» **Task to complete**:
Copy out all of the data below with no alterations.
= = =
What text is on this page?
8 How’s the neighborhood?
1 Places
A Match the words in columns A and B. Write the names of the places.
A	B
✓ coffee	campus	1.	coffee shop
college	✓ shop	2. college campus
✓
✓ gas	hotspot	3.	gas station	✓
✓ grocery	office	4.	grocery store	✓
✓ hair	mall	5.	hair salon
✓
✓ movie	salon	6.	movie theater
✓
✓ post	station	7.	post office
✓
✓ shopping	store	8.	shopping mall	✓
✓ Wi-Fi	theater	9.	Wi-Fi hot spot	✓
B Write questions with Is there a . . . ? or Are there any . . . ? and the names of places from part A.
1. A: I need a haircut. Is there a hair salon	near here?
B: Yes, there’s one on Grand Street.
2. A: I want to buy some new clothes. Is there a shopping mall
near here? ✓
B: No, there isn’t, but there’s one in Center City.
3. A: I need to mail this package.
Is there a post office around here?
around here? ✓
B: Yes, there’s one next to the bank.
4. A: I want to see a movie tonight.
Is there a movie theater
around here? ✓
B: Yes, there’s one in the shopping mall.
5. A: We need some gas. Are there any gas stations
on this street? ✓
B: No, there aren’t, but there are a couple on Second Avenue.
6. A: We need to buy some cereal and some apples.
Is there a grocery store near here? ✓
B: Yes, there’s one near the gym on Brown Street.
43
= = =
» **Complete response**:
What text is on this page?
8 How’s the neighborhood?
1 Places
A Match the words in columns A and B. Write the names of the places.
A	B
✓ coffee	campus	1.	coffee shop
college	✓ shop	2. college campus
✓
✓ gas	hotspot	3.	gas station	✓
✓ grocery	office	4.	grocery store	✓
✓ hair	mall	5.	hair salon
✓
✓ movie	salon	6.	movie theater
✓
✓ post	station	7.	post office
✓
✓ shopping	store	8.	shopping mall	✓
✓ Wi-Fi	theater	9.	Wi-Fi hot spot	✓
B Write questions with Is there a . . . ? or Are there any . . . ? and the names of places from part A.
1. A: I need a haircut. Is there a hair salon	near here?
B: Yes, there’s one on Grand Street.
2. A: I want to buy some new clothes. Is there a shopping mall
near here? ✓
B: No, there isn’t, but there’s one in Center City.
3. A: I need to mail this package.
Is there a post office around here?
around here? ✓
B: Yes, there’s one next to the bank.
4. A: I want to see a movie tonight.
Is there a movie theater
around here? ✓
B: Yes, there’s one in the shopping mall.
5. A: We need some gas. Are there any gas stations
on this street? ✓
B: No, there aren’t, but there are a couple on Second Avenue.
6. A: We need to buy some cereal and some apples.
Is there a grocery store near here? ✓
B: Yes, there’s one near the gym on Brown Street.
43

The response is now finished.